MATERIAL FOR THIS TASK
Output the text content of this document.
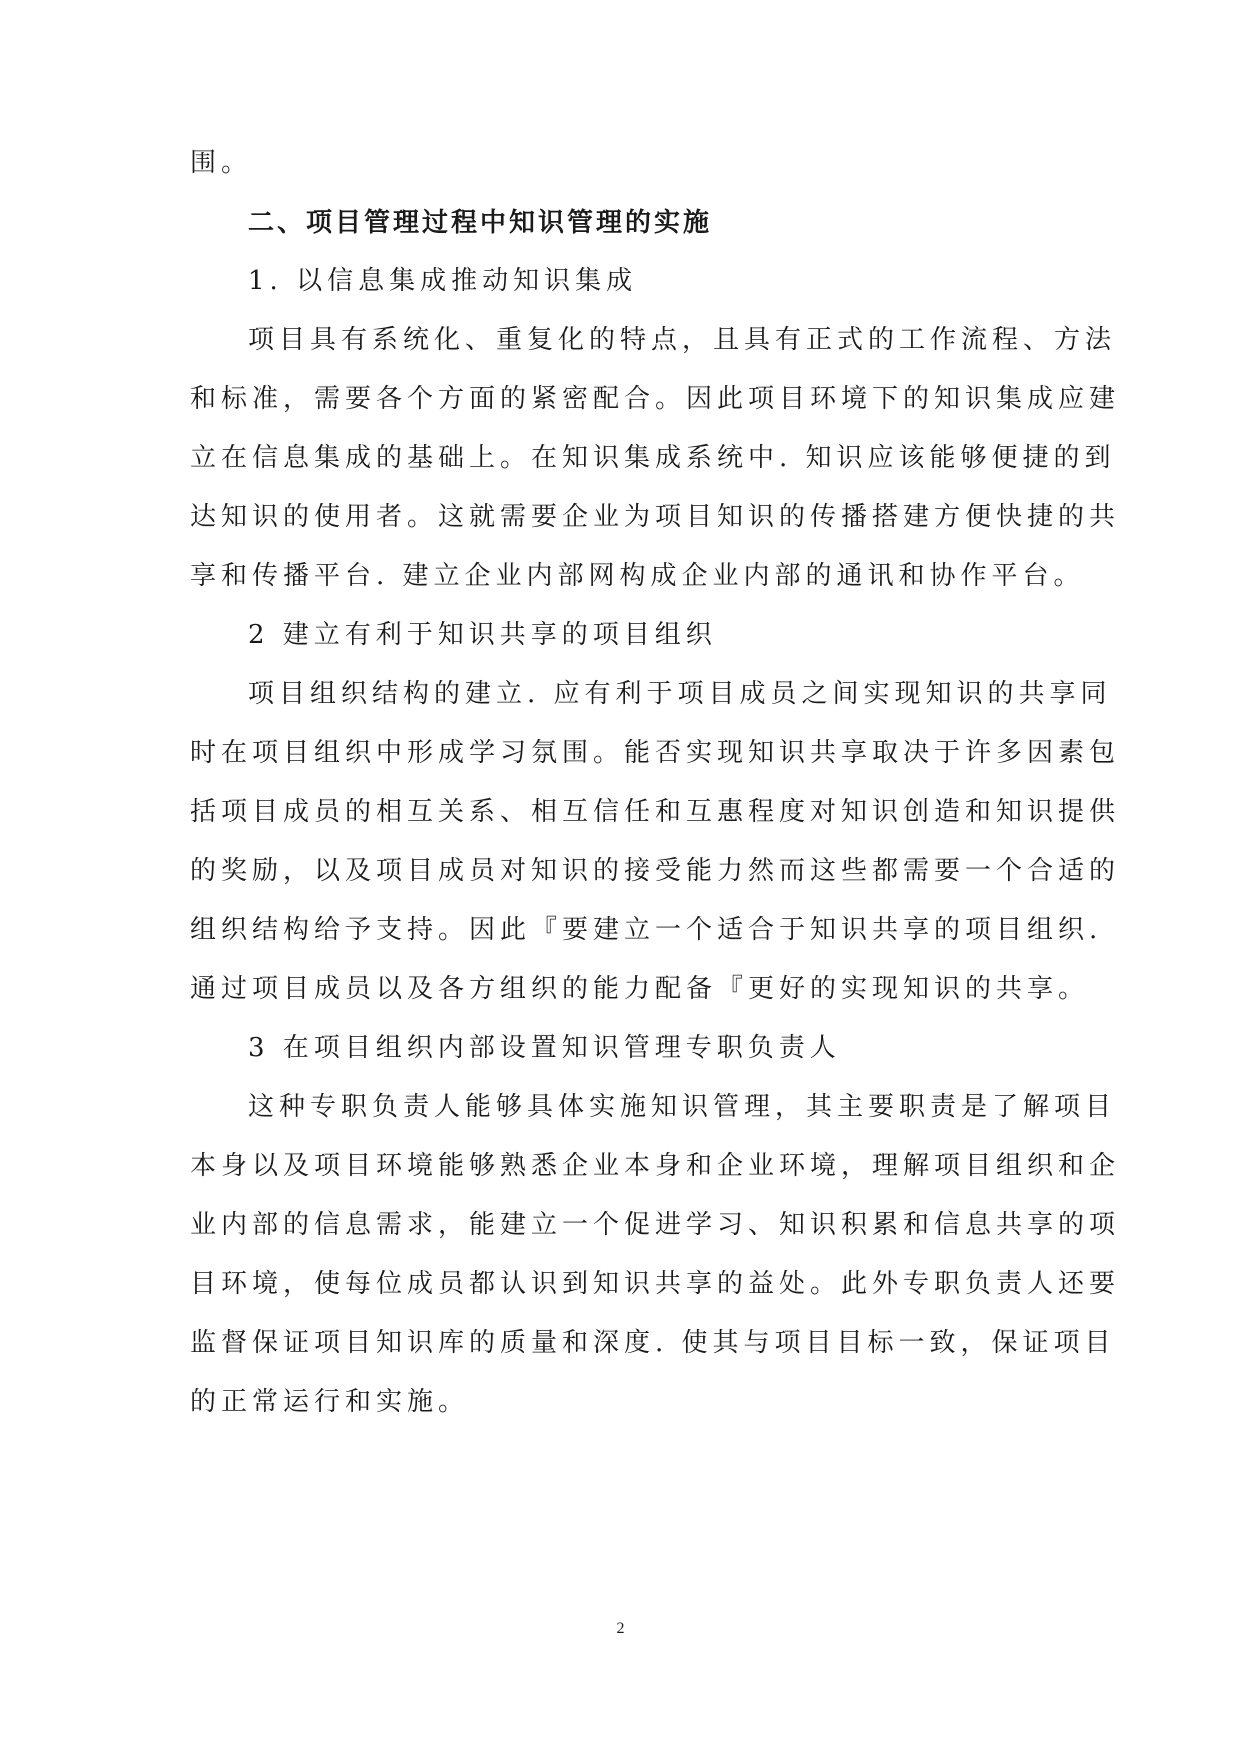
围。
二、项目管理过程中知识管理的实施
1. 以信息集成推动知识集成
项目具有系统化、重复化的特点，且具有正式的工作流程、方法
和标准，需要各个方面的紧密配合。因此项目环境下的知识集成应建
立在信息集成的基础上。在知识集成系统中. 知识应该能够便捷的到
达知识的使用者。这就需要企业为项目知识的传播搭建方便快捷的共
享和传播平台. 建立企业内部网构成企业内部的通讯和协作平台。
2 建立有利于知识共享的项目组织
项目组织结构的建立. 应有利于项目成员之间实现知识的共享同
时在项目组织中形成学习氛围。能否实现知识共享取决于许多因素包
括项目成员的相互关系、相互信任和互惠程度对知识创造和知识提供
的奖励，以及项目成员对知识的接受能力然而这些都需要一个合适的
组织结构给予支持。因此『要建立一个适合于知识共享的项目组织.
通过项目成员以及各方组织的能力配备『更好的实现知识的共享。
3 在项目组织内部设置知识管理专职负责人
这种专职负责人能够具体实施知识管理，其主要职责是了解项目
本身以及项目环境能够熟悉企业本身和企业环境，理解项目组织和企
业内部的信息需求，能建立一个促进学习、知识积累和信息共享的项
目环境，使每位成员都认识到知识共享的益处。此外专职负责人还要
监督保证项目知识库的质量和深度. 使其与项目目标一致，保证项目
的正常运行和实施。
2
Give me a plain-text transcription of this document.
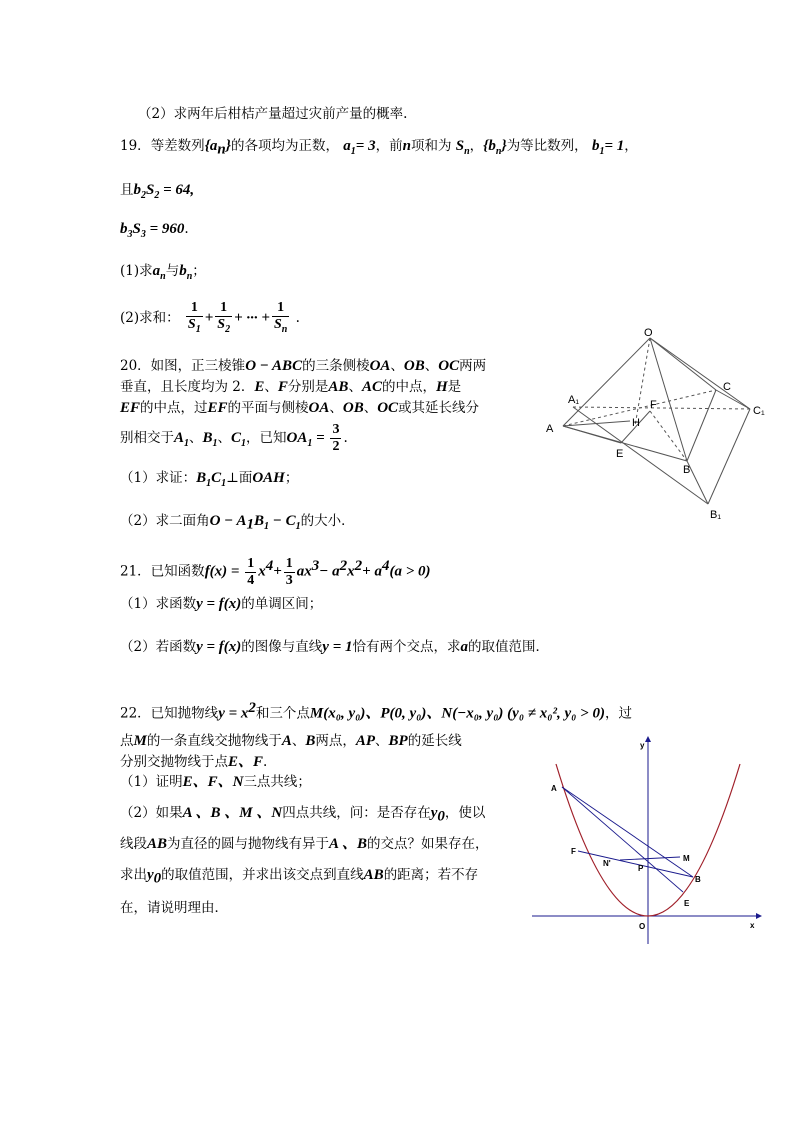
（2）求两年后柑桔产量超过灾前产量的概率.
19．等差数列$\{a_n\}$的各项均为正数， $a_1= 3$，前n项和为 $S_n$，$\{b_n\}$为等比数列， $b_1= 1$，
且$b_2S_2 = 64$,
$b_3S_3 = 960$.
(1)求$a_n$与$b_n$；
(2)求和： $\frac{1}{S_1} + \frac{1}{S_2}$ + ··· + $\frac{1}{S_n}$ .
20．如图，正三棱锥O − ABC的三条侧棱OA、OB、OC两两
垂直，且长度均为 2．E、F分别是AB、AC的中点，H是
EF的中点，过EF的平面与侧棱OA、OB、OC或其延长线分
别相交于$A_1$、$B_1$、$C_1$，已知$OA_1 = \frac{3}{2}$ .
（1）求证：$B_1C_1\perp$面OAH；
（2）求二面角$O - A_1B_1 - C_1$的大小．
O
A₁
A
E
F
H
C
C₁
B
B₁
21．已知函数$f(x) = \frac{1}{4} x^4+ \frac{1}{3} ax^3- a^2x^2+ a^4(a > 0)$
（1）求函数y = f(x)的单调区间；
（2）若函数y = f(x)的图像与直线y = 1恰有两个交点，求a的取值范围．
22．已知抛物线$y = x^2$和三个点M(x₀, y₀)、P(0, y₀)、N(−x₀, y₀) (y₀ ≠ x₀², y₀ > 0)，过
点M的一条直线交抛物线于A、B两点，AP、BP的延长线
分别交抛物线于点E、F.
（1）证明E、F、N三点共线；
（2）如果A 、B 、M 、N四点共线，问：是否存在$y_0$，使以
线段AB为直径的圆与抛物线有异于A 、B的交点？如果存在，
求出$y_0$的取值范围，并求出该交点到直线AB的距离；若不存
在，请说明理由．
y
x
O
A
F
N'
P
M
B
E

EXERCISE DIRECTIONS
Output every entry exactly as given; pictures are not part of the copy.

TASK SOLUTION
Output the text content of this document.
围。
二、项目管理过程中知识管理的实施
1. 以信息集成推动知识集成
项目具有系统化、重复化的特点，且具有正式的工作流程、方法
和标准，需要各个方面的紧密配合。因此项目环境下的知识集成应建
立在信息集成的基础上。在知识集成系统中. 知识应该能够便捷的到
达知识的使用者。这就需要企业为项目知识的传播搭建方便快捷的共
享和传播平台. 建立企业内部网构成企业内部的通讯和协作平台。
2 建立有利于知识共享的项目组织
项目组织结构的建立. 应有利于项目成员之间实现知识的共享同
时在项目组织中形成学习氛围。能否实现知识共享取决于许多因素包
括项目成员的相互关系、相互信任和互惠程度对知识创造和知识提供
的奖励，以及项目成员对知识的接受能力然而这些都需要一个合适的
组织结构给予支持。因此『要建立一个适合于知识共享的项目组织.
通过项目成员以及各方组织的能力配备『更好的实现知识的共享。
3 在项目组织内部设置知识管理专职负责人
这种专职负责人能够具体实施知识管理，其主要职责是了解项目
本身以及项目环境能够熟悉企业本身和企业环境，理解项目组织和企
业内部的信息需求，能建立一个促进学习、知识积累和信息共享的项
目环境，使每位成员都认识到知识共享的益处。此外专职负责人还要
监督保证项目知识库的质量和深度. 使其与项目目标一致，保证项目
的正常运行和实施。
2
Give me a plain-text transcription of this document.
（2）求两年后柑桔产量超过灾前产量的概率.
19．等差数列$\{a_n\}$的各项均为正数， $a_1= 3$，前n项和为 $S_n$，$\{b_n\}$为等比数列， $b_1= 1$，
且$b_2S_2 = 64$,
$b_3S_3 = 960$.
(1)求$a_n$与$b_n$；
(2)求和： $\frac{1}{S_1} + \frac{1}{S_2}$ + ··· + $\frac{1}{S_n}$ .
20．如图，正三棱锥O − ABC的三条侧棱OA、OB、OC两两
垂直，且长度均为 2．E、F分别是AB、AC的中点，H是
EF的中点，过EF的平面与侧棱OA、OB、OC或其延长线分
别相交于$A_1$、$B_1$、$C_1$，已知$OA_1 = \frac{3}{2}$ .
（1）求证：$B_1C_1\perp$面OAH；
（2）求二面角$O - A_1B_1 - C_1$的大小．
O
A₁
A
E
F
H
C
C₁
B
B₁
21．已知函数$f(x) = \frac{1}{4} x^4+ \frac{1}{3} ax^3- a^2x^2+ a^4(a > 0)$
（1）求函数y = f(x)的单调区间；
（2）若函数y = f(x)的图像与直线y = 1恰有两个交点，求a的取值范围．
22．已知抛物线$y = x^2$和三个点M(x₀, y₀)、P(0, y₀)、N(−x₀, y₀) (y₀ ≠ x₀², y₀ > 0)，过
点M的一条直线交抛物线于A、B两点，AP、BP的延长线
分别交抛物线于点E、F.
（1）证明E、F、N三点共线；
（2）如果A 、B 、M 、N四点共线，问：是否存在$y_0$，使以
线段AB为直径的圆与抛物线有异于A 、B的交点？如果存在，
求出$y_0$的取值范围，并求出该交点到直线AB的距离；若不存
在，请说明理由．
y
x
O
A
F
N'
P
M
B
E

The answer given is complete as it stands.